Text shown:
================

Hiroshima was the target for the world's first use of a nuclear weapon. A US Army Air Force B-29 called the Enola Gay – the name of the flight commander's mother – dropped the Uranium-235 implosive device. Around 75,000 people were killed immediately and another estimated 125,000 died in the following years from the radiation and other injuries they sustained.

Three days later, the only other use of nuclear weapons against a human-inhabited target so far took place, when another US B-29 bomber carrying a more powerful plutonium device destroyed the Japanese city of Nagasaki.

US policymakers led by then president Harry S. Truman approved the attacks as a desperate measure to end World War II without having to launch Operation Olympic, the allied invasion of the home islands of Japan.

Sober US military assessments estimated that the invasion might cost hundreds of thousands Americans dead and millions more Japanese casualties.

The war that Truman wanted to end as rapidly as possible had already cost, by most recent estimates, 80 million lives including at least 27 million Russian dead, 16 million Chinese, overwhelmingly civilians, and the six million Jewish victims of the Nazi Holocaust.

But what is always forgotten across the United States and Europe is that the terrible war did not begin with the Nazi invasion of Poland in September 1939: it began with the Japanese invasion and effort to conquer China in 1937.

In the first nightmarish summer of war in 1937, the Japanese Imperial Army drove west up the Yangtze River Valley, slaughtering everyone in their path.

When they reached the Chinese capital of Nanjing, they carried out the first monstrous atrocity of the war, the Rape of Nanjing, killing at least 300,000 people and the mass rape of untold numbers of Chinese women. The atrocities were so terrible they even shocked card-carrying German members of the Nazi Party who witnessed them.

Ironically, the city of Hiroshima played a fateful role in these awful events. For the Imperial Japanese Army's military headquarters from which the drive up the Yangtze and the subjugation of Nanjing were directed was based in Hiroshima.

In the more than 70 years since those awful events, Hiroshima has become the symbol of the feared new nuclear age. It is, therefore, understandable that the Japanese media are stressing the issue of nuclear non-proliferation. That should be a priority issue at the G7 Summit. That is especially the case since it follows so rapidly after the conclusion of US President Barack Obama's latest Nuclear Security Summit in Washington, DC.

But as today's government in Tokyo supports the confrontational US maritime policies in the South China Sea, those attending the summit would also do well to recall the reckless, headlong charge into war of the militarist Japanese governments of the 1930s.

For the road to Hiroshima truly began with the atrocities of the drive up the Yangtze eight years earlier.

================

Extracted entries:

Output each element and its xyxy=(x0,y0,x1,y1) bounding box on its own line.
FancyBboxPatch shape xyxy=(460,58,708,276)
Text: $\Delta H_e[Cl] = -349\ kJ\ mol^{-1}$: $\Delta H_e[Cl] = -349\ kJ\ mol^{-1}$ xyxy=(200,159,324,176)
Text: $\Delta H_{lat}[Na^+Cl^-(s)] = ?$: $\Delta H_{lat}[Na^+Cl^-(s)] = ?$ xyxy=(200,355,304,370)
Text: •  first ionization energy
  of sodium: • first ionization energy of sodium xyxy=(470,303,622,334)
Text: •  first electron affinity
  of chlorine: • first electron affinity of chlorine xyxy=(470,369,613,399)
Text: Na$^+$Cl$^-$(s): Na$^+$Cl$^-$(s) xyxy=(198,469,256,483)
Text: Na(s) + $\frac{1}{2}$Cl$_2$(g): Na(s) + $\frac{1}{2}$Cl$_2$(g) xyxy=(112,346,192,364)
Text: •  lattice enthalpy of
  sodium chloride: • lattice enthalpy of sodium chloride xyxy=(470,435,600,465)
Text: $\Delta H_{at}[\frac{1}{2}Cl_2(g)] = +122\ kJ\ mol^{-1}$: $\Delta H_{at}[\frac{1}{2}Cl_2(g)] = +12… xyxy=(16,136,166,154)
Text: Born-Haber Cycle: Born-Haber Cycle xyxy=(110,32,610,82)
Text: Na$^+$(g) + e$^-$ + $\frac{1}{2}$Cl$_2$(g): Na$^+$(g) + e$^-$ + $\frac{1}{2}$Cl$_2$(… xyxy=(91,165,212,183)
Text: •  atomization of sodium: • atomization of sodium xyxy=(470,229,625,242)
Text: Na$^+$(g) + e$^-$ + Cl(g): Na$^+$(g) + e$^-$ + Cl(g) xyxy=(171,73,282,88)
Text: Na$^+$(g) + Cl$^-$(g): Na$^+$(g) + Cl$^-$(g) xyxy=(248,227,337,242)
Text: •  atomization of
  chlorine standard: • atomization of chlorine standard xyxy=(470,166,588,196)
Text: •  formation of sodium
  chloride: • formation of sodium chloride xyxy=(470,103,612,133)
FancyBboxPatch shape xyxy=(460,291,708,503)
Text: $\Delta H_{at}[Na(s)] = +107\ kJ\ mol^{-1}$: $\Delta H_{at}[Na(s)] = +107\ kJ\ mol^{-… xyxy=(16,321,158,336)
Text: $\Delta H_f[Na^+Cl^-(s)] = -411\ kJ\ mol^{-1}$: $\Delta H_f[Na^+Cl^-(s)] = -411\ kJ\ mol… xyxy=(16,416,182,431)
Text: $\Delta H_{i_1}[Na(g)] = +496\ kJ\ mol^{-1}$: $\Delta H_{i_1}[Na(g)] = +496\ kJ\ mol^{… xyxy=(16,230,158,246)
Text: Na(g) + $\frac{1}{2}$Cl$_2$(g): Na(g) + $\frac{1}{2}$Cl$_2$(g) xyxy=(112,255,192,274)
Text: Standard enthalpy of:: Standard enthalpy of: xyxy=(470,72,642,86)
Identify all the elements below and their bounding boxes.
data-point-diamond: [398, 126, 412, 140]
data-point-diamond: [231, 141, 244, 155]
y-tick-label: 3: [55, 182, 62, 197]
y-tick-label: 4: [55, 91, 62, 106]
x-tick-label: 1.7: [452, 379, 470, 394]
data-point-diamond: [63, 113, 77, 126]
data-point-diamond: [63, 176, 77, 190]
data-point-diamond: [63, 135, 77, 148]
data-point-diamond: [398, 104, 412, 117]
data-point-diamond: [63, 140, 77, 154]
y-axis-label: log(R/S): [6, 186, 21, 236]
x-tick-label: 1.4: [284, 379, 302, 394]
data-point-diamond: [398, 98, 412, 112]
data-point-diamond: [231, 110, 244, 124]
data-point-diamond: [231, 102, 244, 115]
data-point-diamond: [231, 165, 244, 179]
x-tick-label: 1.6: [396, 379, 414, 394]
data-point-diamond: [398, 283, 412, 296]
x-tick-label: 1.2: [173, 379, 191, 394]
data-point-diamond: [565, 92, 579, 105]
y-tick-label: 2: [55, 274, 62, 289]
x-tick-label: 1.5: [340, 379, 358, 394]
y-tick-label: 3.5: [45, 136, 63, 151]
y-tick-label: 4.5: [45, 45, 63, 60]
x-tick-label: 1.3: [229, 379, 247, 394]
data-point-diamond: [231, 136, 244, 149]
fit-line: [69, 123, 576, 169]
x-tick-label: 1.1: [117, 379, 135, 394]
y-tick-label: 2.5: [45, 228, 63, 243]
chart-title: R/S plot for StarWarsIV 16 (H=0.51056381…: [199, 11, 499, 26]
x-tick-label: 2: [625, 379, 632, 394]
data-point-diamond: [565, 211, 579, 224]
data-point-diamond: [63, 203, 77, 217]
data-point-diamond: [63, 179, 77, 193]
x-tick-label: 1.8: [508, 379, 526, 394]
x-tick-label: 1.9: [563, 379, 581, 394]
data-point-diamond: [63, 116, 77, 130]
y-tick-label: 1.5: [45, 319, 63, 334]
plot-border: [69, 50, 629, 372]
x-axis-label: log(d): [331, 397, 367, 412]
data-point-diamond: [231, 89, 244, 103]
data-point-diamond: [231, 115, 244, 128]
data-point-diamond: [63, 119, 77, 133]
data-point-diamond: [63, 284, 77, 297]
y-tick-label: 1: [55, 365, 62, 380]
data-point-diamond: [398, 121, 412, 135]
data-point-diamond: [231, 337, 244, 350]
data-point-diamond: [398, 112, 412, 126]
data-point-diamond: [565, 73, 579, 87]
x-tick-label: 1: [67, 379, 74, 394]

================

Work to complete:
1. Rewrite the Hiroshima article starting at "Sober US military" and ending at "the Nazi Holocaust.", substituting "Careful" for "Sober".
2. Summarize the Hiroshima article in two sentences.
3. According to the Hiroshima article, where was the Imperial Japanese Army's military headquarters that directed the drive up the Yangtze based?

Responses to the tasks:
1.
Careful US military assessments estimated that the invasion might cost hundreds of thousands Americans dead and millions more Japanese casualties.

The war that Truman wanted to end as rapidly as possible had already cost, by most recent estimates, 80 million lives including at least 27 million Russian dead, 16 million Chinese, overwhelmingly civilians, and the six million Jewish victims of the Nazi Holocaust.

2. The US dropped nuclear bombs on Hiroshima and then Nagasaki to end World War II without invading Japan, in a war that had begun with Japan's 1937 invasion of China and atrocities such as the Rape of Nanjing. The article notes that those atrocities were directed from Hiroshima, and it urges the G7 Summit to address nuclear non-proliferation and to recall Japan's militarist drive to war in the 1930s.

3. It was based in Hiroshima.